*What needs to be done*. Each line that follows should be printed again exactly as it stands.

╭─ Material

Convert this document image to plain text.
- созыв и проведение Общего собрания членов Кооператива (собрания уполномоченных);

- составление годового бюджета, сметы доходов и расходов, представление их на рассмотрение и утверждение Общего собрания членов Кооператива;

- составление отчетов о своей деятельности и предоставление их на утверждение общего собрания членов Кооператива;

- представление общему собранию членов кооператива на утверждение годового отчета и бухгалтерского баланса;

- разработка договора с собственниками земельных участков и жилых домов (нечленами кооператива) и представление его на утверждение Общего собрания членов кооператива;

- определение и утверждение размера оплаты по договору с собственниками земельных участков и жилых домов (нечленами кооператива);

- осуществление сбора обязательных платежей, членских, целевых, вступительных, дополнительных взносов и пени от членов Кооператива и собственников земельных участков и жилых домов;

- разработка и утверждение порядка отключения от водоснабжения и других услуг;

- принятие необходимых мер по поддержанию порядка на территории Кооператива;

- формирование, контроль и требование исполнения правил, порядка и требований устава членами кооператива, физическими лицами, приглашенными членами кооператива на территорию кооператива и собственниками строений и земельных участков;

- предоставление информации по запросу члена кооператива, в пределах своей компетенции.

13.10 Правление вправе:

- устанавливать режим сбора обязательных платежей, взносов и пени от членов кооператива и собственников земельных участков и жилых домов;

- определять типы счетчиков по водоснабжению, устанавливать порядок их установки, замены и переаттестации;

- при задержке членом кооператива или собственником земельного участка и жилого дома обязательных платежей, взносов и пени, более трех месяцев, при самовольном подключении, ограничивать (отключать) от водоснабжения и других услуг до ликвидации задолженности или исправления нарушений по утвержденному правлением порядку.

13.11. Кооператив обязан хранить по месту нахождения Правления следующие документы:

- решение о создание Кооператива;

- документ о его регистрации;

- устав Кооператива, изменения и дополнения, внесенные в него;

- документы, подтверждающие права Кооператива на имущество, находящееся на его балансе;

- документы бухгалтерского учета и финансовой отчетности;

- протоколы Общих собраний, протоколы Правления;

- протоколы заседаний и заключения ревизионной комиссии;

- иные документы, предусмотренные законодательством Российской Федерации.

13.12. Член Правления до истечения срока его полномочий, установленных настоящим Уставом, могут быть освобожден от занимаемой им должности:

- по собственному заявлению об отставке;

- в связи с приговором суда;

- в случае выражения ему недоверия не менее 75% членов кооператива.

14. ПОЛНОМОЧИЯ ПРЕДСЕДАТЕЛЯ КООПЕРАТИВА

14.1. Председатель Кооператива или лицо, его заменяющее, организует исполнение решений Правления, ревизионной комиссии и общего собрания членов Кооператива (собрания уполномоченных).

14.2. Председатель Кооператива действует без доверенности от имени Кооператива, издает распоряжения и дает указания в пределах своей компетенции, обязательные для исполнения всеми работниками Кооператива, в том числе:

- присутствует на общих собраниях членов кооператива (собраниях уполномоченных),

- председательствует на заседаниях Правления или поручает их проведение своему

╰─

*Solution for this exercise*.
Convert this document image to plain text.
- созыв и проведение Общего собрания членов Кооператива (собрания уполномоченных);

- составление годового бюджета, сметы доходов и расходов, представление их на рассмотрение и утверждение Общего собрания членов Кооператива;

- составление отчетов о своей деятельности и предоставление их на утверждение общего собрания членов Кооператива;

- представление общему собранию членов кооператива на утверждение годового отчета и бухгалтерского баланса;

- разработка договора с собственниками земельных участков и жилых домов (нечленами кооператива) и представление его на утверждение Общего собрания членов кооператива;

- определение и утверждение размера оплаты по договору с собственниками земельных участков и жилых домов (нечленами кооператива);

- осуществление сбора обязательных платежей, членских, целевых, вступительных, дополнительных взносов и пени от членов Кооператива и собственников земельных участков и жилых домов;

- разработка и утверждение порядка отключения от водоснабжения и других услуг;

- принятие необходимых мер по поддержанию порядка на территории Кооператива;

- формирование, контроль и требование исполнения правил, порядка и требований устава членами кооператива, физическими лицами, приглашенными членами кооператива на территорию кооператива и собственниками строений и земельных участков;

- предоставление информации по запросу члена кооператива, в пределах своей компетенции.

13.10 Правление вправе:

- устанавливать режим сбора обязательных платежей, взносов и пени от членов кооператива и собственников земельных участков и жилых домов;

- определять типы счетчиков по водоснабжению, устанавливать порядок их установки, замены и переаттестации;

- при задержке членом кооператива или собственником земельного участка и жилого дома обязательных платежей, взносов и пени, более трех месяцев, при самовольном подключении, ограничивать (отключать) от водоснабжения и других услуг до ликвидации задолженности или исправления нарушений по утвержденному правлением порядку.

13.11. Кооператив обязан хранить по месту нахождения Правления следующие документы:

- решение о создание Кооператива;

- документ о его регистрации;

- устав Кооператива, изменения и дополнения, внесенные в него;

- документы, подтверждающие права Кооператива на имущество, находящееся на его балансе;

- документы бухгалтерского учета и финансовой отчетности;

- протоколы Общих собраний, протоколы Правления;

- протоколы заседаний и заключения ревизионной комиссии;

- иные документы, предусмотренные законодательством Российской Федерации.

13.12. Член Правления до истечения срока его полномочий, установленных настоящим Уставом, могут быть освобожден от занимаемой им должности:

- по собственному заявлению об отставке;

- в связи с приговором суда;

- в случае выражения ему недоверия не менее 75% членов кооператива.

14. ПОЛНОМОЧИЯ ПРЕДСЕДАТЕЛЯ КООПЕРАТИВА

14.1. Председатель Кооператива или лицо, его заменяющее, организует исполнение решений Правления, ревизионной комиссии и общего собрания членов Кооператива (собрания уполномоченных).

14.2. Председатель Кооператива действует без доверенности от имени Кооператива, издает распоряжения и дает указания в пределах своей компетенции, обязательные для исполнения всеми работниками Кооператива, в том числе:

- присутствует на общих собраниях членов кооператива (собраниях уполномоченных),

- председательствует на заседаниях Правления или поручает их проведение своему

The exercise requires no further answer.